> [THE DATA]
▽
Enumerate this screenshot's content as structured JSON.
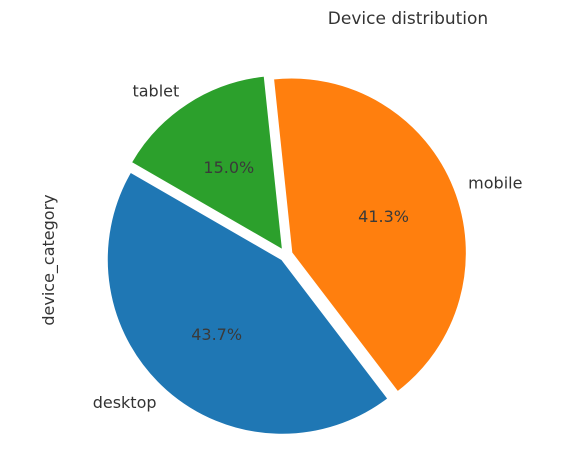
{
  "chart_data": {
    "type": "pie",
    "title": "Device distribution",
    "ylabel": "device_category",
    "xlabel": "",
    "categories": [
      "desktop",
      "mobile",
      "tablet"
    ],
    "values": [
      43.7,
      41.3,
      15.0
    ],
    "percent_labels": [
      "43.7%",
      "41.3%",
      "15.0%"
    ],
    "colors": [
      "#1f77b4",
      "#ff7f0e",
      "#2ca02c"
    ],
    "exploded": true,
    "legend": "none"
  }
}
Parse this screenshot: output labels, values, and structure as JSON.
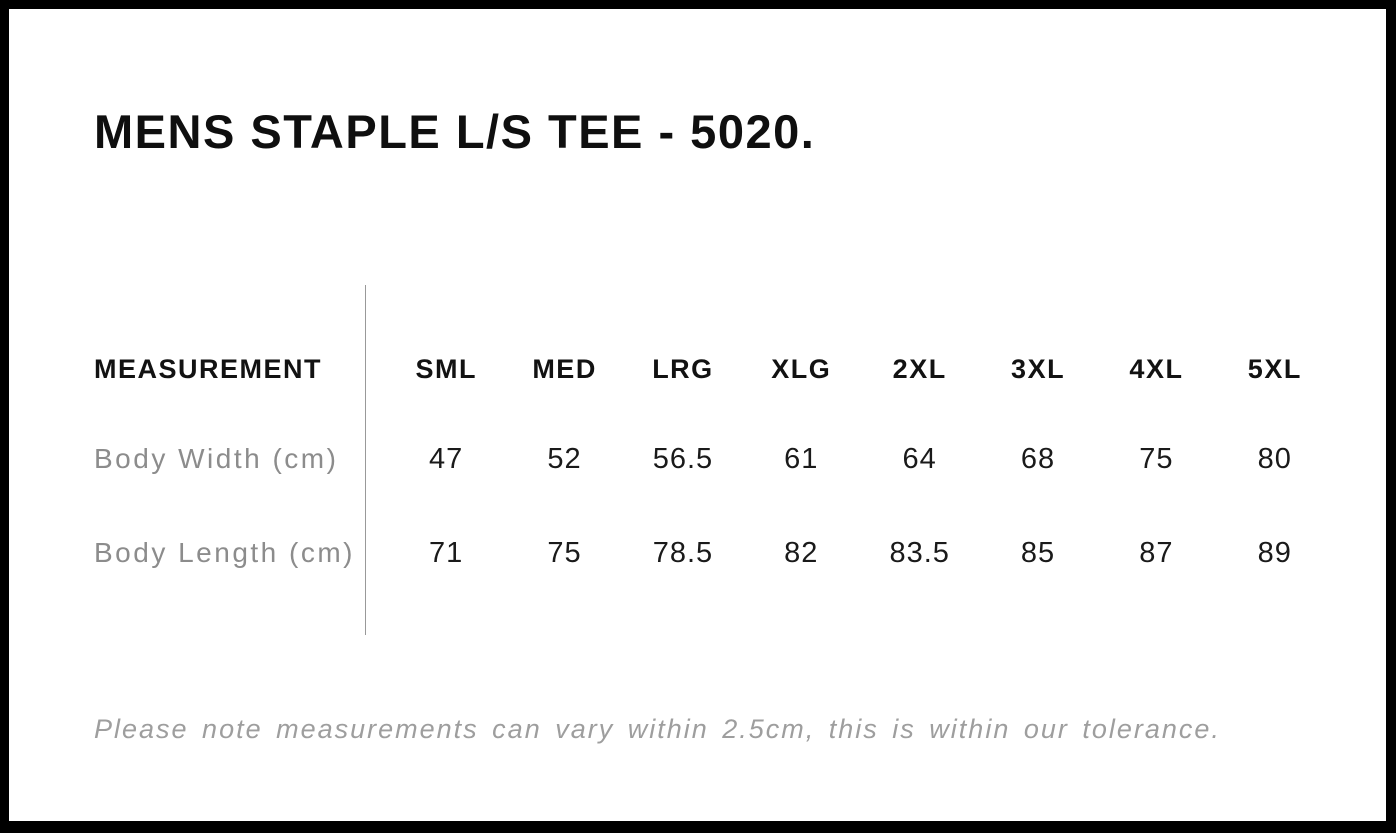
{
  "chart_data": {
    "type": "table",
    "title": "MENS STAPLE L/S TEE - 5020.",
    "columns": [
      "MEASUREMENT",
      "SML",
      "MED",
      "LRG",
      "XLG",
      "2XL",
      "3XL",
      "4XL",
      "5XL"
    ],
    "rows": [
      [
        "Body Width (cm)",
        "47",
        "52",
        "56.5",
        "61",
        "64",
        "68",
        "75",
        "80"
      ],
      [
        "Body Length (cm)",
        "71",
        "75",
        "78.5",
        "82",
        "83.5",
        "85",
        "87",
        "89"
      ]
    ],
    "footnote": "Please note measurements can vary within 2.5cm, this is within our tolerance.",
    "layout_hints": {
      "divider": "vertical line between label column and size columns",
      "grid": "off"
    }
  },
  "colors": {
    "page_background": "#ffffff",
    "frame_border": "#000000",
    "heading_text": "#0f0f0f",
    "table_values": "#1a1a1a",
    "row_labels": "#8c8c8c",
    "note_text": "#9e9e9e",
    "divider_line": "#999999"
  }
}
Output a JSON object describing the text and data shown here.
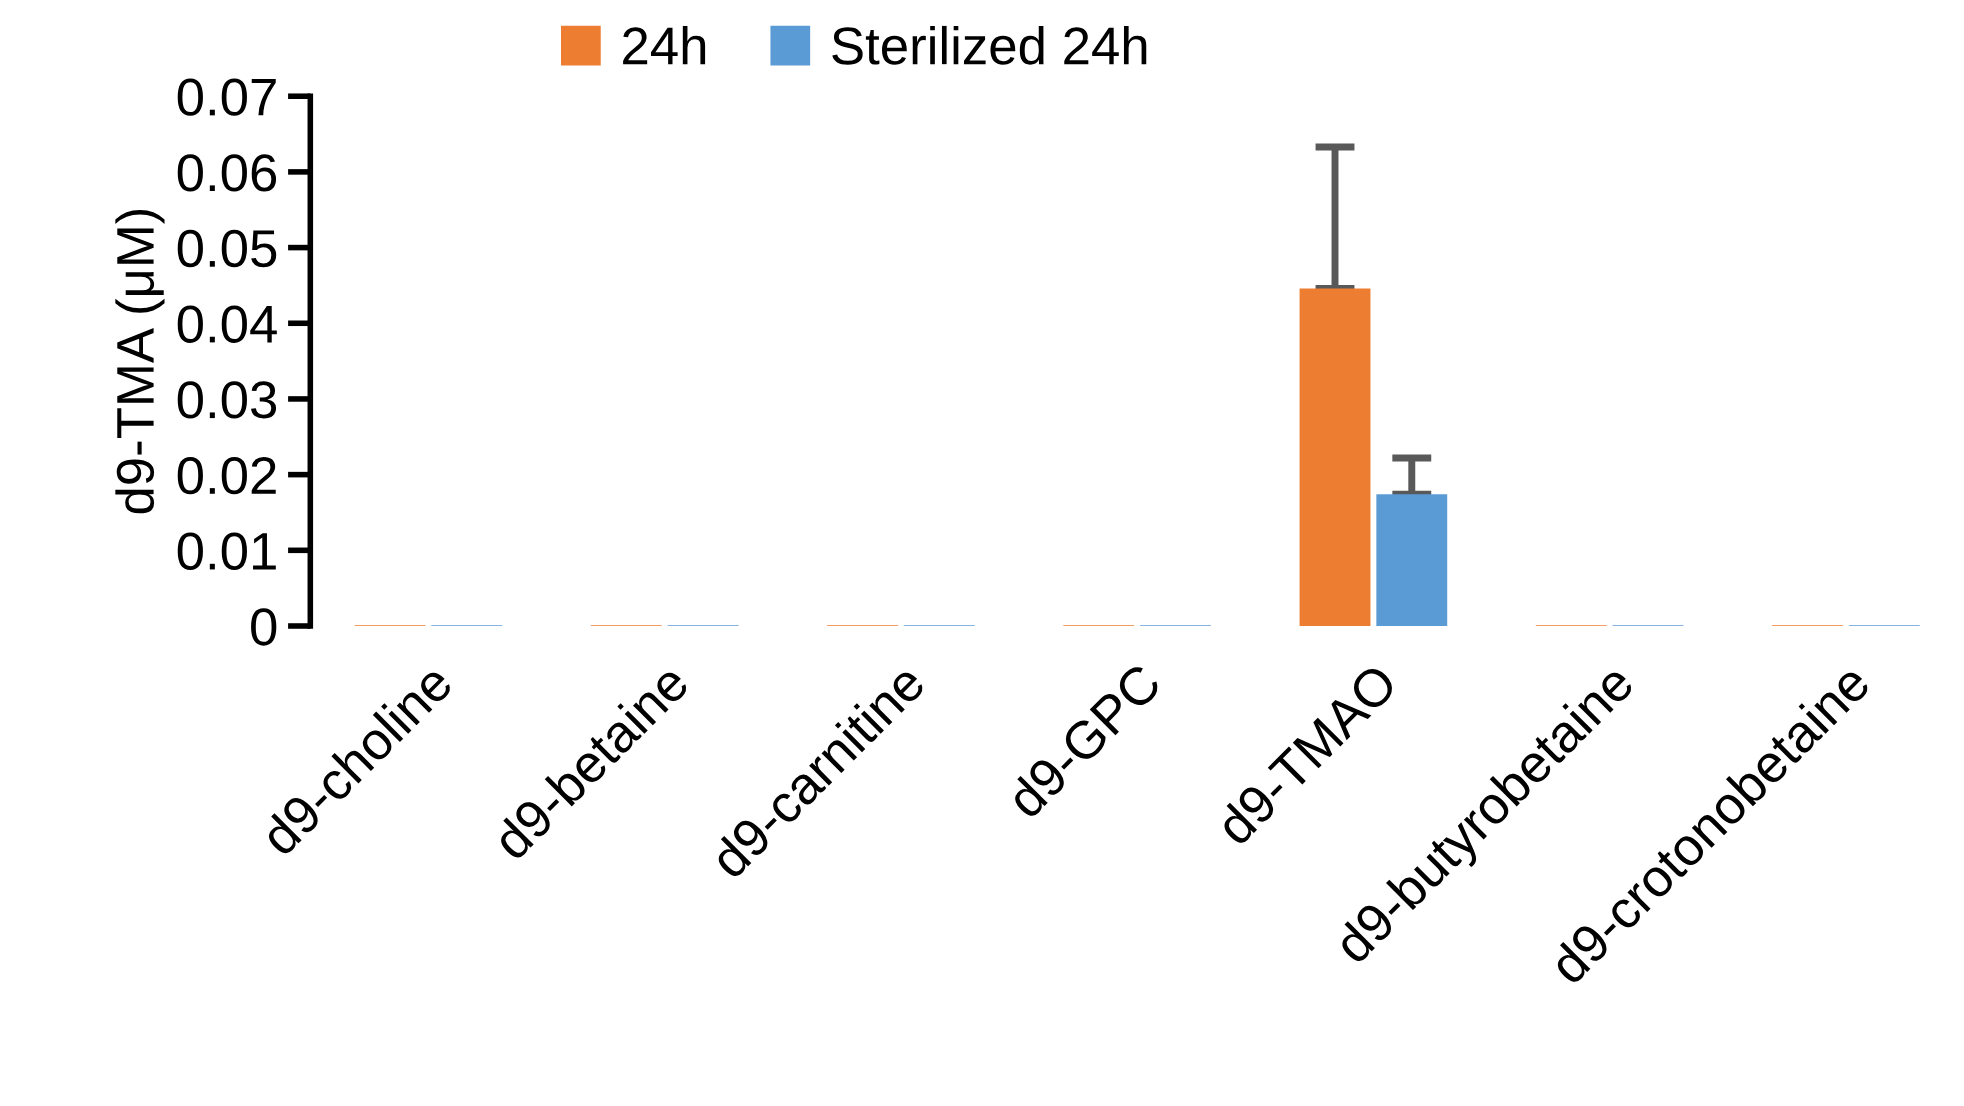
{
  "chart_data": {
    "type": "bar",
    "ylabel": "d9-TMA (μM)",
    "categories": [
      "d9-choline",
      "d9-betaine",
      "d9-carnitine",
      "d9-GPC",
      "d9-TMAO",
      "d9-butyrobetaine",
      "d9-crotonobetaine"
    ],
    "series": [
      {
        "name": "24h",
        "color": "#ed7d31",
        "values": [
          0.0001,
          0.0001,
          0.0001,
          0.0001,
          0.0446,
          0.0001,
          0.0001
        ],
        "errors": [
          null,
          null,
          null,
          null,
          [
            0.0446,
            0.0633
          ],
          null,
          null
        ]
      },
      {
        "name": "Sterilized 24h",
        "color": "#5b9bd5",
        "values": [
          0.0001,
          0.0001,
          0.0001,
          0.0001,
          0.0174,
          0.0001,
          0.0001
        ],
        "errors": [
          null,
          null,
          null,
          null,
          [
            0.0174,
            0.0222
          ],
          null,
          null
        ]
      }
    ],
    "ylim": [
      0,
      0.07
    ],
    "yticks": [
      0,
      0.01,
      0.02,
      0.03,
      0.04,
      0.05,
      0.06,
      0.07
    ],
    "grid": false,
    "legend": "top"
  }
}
△
> [WHAT IS NEEDED] Scan the lines above for "columns", then copy every one that has it.

> [COMPLETED TASK]
    "columns": [
      "divider": "vertical line between label column and size columns",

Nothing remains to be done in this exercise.